*Work instructions:*
1. Using the text on the album Illadelph Halflife, decide whether each statement agrees with it: (a) The album came out on DGC and Geffen Records. (b) The original 1996 master tape was destroyed in the 2008 fire. (c) Neil Strauss reviewed the album for Spin. Answer yes or no for each and quote the deciding words.
2. Continue the text on the album Illadelph Halflife from its last sentence.

Begin Source extract

Studio album by the Roots
- Released: September 24, 1996
- Recorded: 1996
- Genre: Hip-hop; underground hip-hop; jazz rap;
- Length: 78:45
- Label: DGC; Geffen;
- Producer: Black Thought; Chaos; Kelo; L.A. Jay; Q-Tip (The Ummah); Questlove; Rahzel; Raphael Saadiq; Scott Storch; Scratch; Slimkid3; The Grand Negaz;

The Roots chronology
| Do You Want More?!!!??! (1995) | Illadelph Halflife (1996) | Things Fall Apart (1999) |

Singles from Illadelph Halflife
- "Clones" Released: July 16, 1996; "Concerto of the Desperado" Released: 1996; "What They Do" Released: November 19, 1996;

= Illadelph Halflife =

Illadelph Halflife is the third studio album by American hip-hop band the Roots, released September 24, 1996, on DGC and Geffen Records. It features a tougher and broader sound than their previous album, Do You Want More?!!!??! (1995). The album also contains integration of programmed drums and guest contributions by R&B musicians such as Amel Larrieux and D'Angelo, as well as jazz musicians such as David Murray, Steve Coleman, Cassandra Wilson, Graham Haynes. In 1998, the album was selected as one of The Sources 100 Best Rap Albums. In 2006, the album was selected as one of Hip Hop Connections 100 Best Rap Albums from 1995 to 2005. The multi-track tapes recorded to mix the album were destroyed in a fire at the Universal Studios back lot in 2008, however, the original 1996 master tape remains unaffected.

==Reception==

The New York Times writer Neil Strauss called the album "one of the year's best rap offerings" and wrote that "The Roots move indiscriminately from politically conscious lyrics (not just about black America but also about Bosnia, the Olympics and terrorism) to silly rhymes ('roam like a cellular phone/far from home')". The Philadelphia Inquirer wrote that "while it doesn't sacrifice a smidgen of street-level intensity, it reaffirms just how far-reaching (and how far removed from the gangsta stereotype) hip-hop can be". Tracii McGregor of The Source magazine called it "a thoughtful musical endeavor ... an emotional and spiritually fulfilling aural experience". Spin critic Selwyn Seyfu Hinds described it as "an artistic progression, and added confirmation of the Roots' place at hip-hop's vanguard". The San Diego Union-Tribunes Jeff Niesel stated "the Roots find the perfect mixture of jazz and hip-hop for their songs about the hardships of urban life".

End Source extract
Begin Data segment

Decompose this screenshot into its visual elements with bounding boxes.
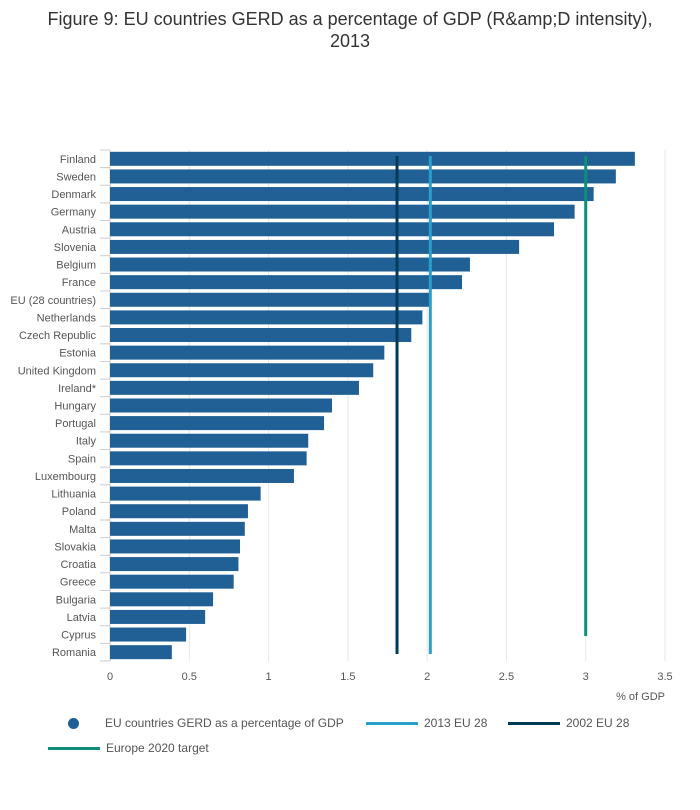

End Data segment

*The results:*
1.
(a) Yes: "released September 24, 1996, on DGC and Geffen Records"
(b) No: "the original 1996 master tape remains unaffected"
(c) No: "The New York Times writer Neil Strauss"

2.
The Village Voices Robert Christgau gave the album a (neither) rating, which indicates a record that "may impress once or twice with consistent craft or an arresting track or two. Then it won't." However, Illadelph Halflife was ranked number 33 on The Village Voices Pazz & Jop critics' poll of 1996. A 2004 retrospective review by Rolling Stone perceived it as an improvement over the Roots's previous work, stating "The messages grew more focused on 1996's Illadelph Halflife, which includes several strident anti-gangsta tirades and taunts. Black Thought replaced the bellicose, confrontational bravado of so many rappers with discussions of fidelity and responsibility".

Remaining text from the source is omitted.